AIM:
Copy out the lines that include the word "your".

Collected data:

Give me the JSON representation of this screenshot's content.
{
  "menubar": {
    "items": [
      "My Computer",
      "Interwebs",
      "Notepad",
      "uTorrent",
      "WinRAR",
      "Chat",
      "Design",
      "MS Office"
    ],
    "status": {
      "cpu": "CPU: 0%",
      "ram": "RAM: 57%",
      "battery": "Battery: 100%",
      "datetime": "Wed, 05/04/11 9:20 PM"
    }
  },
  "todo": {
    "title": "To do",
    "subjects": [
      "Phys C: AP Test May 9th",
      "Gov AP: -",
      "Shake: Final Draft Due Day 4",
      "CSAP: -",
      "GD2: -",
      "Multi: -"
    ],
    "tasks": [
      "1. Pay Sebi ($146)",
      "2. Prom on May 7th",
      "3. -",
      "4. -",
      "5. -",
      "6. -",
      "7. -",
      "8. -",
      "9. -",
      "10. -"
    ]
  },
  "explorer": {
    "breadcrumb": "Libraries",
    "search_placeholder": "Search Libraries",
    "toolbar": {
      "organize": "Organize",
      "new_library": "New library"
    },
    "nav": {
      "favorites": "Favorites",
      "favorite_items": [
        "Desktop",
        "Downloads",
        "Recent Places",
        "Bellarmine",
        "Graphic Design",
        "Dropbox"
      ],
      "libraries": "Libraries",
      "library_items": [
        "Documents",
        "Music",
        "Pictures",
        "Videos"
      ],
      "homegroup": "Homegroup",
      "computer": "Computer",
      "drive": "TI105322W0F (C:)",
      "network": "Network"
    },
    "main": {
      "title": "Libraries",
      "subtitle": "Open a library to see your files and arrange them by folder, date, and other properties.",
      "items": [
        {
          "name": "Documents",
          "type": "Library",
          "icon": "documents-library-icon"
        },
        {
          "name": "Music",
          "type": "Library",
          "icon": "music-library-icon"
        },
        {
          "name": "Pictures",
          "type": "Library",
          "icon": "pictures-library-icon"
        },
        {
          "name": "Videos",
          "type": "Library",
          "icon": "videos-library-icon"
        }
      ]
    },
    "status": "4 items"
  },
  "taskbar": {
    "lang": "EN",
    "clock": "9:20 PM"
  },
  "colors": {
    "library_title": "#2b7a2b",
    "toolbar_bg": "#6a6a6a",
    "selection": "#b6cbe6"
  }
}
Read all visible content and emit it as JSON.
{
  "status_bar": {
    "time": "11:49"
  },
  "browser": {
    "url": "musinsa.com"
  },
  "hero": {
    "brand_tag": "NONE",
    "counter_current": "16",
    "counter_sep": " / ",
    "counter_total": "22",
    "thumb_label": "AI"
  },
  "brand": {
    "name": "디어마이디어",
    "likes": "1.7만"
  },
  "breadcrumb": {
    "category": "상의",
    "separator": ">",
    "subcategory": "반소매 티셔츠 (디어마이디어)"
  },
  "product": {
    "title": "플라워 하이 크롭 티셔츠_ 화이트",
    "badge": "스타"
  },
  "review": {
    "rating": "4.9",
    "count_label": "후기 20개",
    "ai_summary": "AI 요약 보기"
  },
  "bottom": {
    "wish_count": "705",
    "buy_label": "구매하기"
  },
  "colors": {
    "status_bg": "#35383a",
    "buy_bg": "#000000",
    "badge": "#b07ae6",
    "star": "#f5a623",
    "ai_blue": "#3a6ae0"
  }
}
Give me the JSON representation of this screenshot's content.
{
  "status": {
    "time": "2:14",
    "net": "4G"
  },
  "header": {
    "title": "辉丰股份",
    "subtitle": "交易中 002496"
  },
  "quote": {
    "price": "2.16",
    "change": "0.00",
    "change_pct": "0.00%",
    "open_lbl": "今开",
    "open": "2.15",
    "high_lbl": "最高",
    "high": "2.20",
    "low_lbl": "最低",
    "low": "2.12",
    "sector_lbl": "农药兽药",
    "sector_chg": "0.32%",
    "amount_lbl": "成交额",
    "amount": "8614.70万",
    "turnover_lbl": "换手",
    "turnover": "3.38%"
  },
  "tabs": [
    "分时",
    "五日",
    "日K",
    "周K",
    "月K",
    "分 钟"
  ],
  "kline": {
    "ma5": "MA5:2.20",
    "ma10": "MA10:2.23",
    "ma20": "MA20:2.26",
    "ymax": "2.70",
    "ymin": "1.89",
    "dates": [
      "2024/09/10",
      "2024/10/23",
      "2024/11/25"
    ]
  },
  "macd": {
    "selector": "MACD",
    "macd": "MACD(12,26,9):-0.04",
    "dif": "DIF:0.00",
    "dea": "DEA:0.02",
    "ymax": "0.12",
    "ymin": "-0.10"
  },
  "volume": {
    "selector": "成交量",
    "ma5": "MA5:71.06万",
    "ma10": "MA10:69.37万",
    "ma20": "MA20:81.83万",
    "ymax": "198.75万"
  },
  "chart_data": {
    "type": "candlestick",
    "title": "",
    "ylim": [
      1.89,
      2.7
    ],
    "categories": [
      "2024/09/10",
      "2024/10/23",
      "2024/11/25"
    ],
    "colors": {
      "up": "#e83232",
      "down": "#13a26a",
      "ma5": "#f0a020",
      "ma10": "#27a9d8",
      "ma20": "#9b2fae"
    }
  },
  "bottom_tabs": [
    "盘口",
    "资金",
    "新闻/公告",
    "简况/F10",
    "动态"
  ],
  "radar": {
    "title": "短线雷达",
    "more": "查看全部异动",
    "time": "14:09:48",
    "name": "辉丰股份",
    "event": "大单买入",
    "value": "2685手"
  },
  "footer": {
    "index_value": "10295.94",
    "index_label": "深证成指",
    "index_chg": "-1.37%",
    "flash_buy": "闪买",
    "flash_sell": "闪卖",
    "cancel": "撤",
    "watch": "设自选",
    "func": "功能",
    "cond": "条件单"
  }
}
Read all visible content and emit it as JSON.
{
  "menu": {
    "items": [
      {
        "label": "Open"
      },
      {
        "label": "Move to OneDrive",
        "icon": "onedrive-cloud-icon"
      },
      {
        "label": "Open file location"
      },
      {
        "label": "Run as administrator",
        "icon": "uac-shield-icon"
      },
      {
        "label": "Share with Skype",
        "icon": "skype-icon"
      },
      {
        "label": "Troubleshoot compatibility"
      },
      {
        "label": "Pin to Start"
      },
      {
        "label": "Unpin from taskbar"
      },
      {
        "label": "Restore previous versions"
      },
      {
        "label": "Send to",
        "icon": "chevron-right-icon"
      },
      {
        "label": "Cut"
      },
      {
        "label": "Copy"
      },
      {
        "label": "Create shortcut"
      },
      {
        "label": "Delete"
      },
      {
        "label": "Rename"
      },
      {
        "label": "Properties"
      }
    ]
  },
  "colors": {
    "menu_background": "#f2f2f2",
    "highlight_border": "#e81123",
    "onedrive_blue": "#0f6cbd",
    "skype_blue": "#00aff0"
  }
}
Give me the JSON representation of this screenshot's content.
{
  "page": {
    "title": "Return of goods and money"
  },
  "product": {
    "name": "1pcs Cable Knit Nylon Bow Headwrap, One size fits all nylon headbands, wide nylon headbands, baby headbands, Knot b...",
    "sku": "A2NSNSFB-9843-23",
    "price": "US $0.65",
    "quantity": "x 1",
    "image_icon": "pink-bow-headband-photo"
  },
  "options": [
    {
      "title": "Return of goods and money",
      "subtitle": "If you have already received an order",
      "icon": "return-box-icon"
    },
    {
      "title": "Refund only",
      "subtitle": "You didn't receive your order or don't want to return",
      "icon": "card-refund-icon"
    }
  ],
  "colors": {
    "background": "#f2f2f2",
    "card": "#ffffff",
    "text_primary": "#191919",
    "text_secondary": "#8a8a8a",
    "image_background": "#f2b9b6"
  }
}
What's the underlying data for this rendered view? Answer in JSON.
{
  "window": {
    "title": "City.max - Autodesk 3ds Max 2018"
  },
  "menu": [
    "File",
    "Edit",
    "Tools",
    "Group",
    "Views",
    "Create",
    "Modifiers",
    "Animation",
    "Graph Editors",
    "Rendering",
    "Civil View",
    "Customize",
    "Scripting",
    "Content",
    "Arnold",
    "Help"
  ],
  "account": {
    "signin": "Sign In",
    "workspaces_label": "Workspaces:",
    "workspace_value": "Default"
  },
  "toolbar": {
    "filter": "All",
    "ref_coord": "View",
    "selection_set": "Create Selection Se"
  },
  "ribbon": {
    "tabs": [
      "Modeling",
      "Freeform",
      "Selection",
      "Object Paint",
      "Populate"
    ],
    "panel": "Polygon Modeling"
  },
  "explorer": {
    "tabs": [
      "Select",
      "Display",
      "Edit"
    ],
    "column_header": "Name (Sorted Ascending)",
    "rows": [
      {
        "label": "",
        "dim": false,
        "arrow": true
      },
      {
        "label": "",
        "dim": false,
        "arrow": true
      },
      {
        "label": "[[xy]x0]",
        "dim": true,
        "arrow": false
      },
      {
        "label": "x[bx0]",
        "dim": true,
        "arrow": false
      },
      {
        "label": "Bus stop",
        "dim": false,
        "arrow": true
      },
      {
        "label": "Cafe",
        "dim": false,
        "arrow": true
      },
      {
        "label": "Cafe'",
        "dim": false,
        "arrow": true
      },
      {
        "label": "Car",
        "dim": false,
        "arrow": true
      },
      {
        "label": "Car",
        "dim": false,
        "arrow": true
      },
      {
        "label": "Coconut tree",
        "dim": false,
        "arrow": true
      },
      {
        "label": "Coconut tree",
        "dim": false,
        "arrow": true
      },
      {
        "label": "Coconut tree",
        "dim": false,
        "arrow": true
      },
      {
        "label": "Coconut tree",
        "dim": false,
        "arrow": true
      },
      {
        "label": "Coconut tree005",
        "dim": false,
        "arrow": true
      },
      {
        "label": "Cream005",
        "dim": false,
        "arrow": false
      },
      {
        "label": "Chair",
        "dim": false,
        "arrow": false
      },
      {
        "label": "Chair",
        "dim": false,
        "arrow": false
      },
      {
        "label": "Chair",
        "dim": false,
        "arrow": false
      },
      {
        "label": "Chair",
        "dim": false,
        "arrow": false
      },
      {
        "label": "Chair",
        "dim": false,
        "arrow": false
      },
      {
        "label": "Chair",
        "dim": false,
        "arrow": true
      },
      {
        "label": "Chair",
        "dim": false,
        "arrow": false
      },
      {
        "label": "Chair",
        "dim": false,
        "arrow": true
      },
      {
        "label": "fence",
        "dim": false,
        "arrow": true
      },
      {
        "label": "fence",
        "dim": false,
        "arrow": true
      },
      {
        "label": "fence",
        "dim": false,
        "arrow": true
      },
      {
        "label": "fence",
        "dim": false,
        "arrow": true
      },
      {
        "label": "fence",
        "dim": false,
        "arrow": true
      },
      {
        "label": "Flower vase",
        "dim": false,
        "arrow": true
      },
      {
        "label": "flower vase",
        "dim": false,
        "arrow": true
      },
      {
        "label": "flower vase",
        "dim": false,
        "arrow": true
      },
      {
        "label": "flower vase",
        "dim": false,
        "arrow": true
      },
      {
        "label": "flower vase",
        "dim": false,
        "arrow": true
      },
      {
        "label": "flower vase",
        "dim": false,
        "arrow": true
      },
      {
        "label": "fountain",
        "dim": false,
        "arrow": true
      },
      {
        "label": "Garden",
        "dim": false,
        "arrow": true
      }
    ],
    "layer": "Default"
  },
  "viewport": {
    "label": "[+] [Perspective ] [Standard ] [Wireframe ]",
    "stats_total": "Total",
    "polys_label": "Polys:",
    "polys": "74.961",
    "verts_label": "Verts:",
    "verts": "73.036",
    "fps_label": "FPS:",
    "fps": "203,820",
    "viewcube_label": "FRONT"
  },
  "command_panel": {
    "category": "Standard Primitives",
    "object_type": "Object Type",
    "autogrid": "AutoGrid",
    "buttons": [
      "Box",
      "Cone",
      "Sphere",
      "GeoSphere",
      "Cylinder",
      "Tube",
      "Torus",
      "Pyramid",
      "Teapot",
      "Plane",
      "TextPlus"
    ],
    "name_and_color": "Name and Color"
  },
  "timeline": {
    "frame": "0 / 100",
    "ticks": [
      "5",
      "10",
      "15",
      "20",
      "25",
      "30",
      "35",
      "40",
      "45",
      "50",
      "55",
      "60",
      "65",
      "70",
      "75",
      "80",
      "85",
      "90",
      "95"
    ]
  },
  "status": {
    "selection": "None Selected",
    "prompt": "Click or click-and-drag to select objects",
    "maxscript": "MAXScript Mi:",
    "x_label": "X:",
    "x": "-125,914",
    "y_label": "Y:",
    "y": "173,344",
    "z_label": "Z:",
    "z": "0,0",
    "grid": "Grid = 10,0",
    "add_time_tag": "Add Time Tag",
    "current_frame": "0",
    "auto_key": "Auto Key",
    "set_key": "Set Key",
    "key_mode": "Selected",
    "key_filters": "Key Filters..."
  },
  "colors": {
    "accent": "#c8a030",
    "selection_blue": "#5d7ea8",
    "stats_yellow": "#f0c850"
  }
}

THE ANSWER:
      "subtitle": "Open a library to see your files and arrange them by folder, date, and other properties.",
      "subtitle": "You didn't receive your order or don't want to return",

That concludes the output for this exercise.